*Directive*
Set down every entry word for word. Omit the pictures.

*Data to process*
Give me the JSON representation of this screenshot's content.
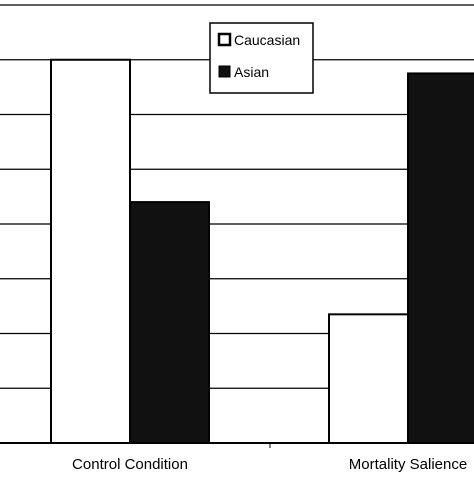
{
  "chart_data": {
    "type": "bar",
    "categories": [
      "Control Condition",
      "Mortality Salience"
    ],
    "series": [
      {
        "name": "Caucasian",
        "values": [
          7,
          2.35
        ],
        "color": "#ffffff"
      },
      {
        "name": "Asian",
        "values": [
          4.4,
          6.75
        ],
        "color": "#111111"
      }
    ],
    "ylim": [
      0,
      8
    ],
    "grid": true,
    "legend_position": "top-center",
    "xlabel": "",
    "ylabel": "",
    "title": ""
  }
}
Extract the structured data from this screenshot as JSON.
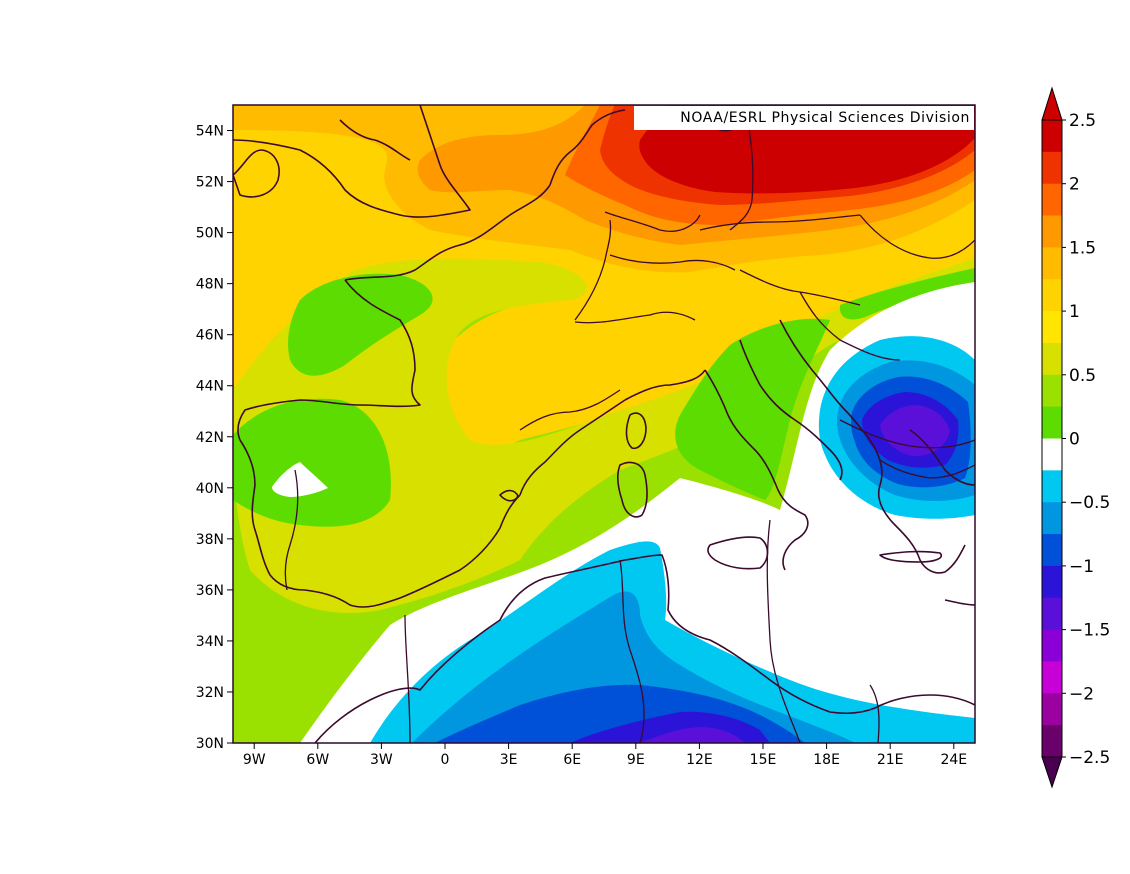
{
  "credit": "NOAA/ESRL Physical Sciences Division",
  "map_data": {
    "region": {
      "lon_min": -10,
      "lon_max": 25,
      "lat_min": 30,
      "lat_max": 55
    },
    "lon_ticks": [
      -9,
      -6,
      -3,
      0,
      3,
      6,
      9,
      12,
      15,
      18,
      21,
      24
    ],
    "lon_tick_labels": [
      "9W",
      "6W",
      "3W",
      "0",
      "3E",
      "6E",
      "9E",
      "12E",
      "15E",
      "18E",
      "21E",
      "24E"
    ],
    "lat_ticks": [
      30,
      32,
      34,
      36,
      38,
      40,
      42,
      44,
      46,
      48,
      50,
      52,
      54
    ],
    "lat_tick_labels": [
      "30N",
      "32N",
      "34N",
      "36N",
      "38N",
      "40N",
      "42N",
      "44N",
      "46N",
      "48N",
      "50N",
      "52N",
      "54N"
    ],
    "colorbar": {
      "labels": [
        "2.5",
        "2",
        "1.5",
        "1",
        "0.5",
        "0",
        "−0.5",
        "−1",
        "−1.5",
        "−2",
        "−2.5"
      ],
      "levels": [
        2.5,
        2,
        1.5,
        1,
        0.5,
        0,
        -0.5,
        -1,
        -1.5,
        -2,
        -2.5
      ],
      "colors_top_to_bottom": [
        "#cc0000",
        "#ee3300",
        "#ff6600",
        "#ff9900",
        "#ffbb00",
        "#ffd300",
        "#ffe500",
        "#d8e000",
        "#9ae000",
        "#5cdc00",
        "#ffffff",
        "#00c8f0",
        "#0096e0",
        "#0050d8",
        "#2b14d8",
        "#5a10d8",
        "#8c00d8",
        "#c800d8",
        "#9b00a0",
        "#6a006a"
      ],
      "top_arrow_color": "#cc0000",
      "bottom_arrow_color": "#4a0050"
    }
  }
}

*Solution to this exercise*
Give me the JSON representation of this screenshot's content.
{
  "chart_data": {
    "type": "bar",
    "categories": [
      "Control Condition",
      "Mortality Salience"
    ],
    "series": [
      {
        "name": "Caucasian",
        "values": [
          7,
          2.35
        ],
        "color": "#ffffff"
      },
      {
        "name": "Asian",
        "values": [
          4.4,
          6.75
        ],
        "color": "#111111"
      }
    ],
    "ylim": [
      0,
      8
    ],
    "grid": true,
    "legend_position": "top-center",
    "xlabel": "",
    "ylabel": "",
    "title": ""
  }
}
Extract the structured data from this screenshot as JSON.
{
  "credit": "NOAA/ESRL Physical Sciences Division",
  "map_data": {
    "region": {
      "lon_min": -10,
      "lon_max": 25,
      "lat_min": 30,
      "lat_max": 55
    },
    "lon_ticks": [
      -9,
      -6,
      -3,
      0,
      3,
      6,
      9,
      12,
      15,
      18,
      21,
      24
    ],
    "lon_tick_labels": [
      "9W",
      "6W",
      "3W",
      "0",
      "3E",
      "6E",
      "9E",
      "12E",
      "15E",
      "18E",
      "21E",
      "24E"
    ],
    "lat_ticks": [
      30,
      32,
      34,
      36,
      38,
      40,
      42,
      44,
      46,
      48,
      50,
      52,
      54
    ],
    "lat_tick_labels": [
      "30N",
      "32N",
      "34N",
      "36N",
      "38N",
      "40N",
      "42N",
      "44N",
      "46N",
      "48N",
      "50N",
      "52N",
      "54N"
    ],
    "colorbar": {
      "labels": [
        "2.5",
        "2",
        "1.5",
        "1",
        "0.5",
        "0",
        "−0.5",
        "−1",
        "−1.5",
        "−2",
        "−2.5"
      ],
      "levels": [
        2.5,
        2,
        1.5,
        1,
        0.5,
        0,
        -0.5,
        -1,
        -1.5,
        -2,
        -2.5
      ],
      "colors_top_to_bottom": [
        "#cc0000",
        "#ee3300",
        "#ff6600",
        "#ff9900",
        "#ffbb00",
        "#ffd300",
        "#ffe500",
        "#d8e000",
        "#9ae000",
        "#5cdc00",
        "#ffffff",
        "#00c8f0",
        "#0096e0",
        "#0050d8",
        "#2b14d8",
        "#5a10d8",
        "#8c00d8",
        "#c800d8",
        "#9b00a0",
        "#6a006a"
      ],
      "top_arrow_color": "#cc0000",
      "bottom_arrow_color": "#4a0050"
    }
  }
}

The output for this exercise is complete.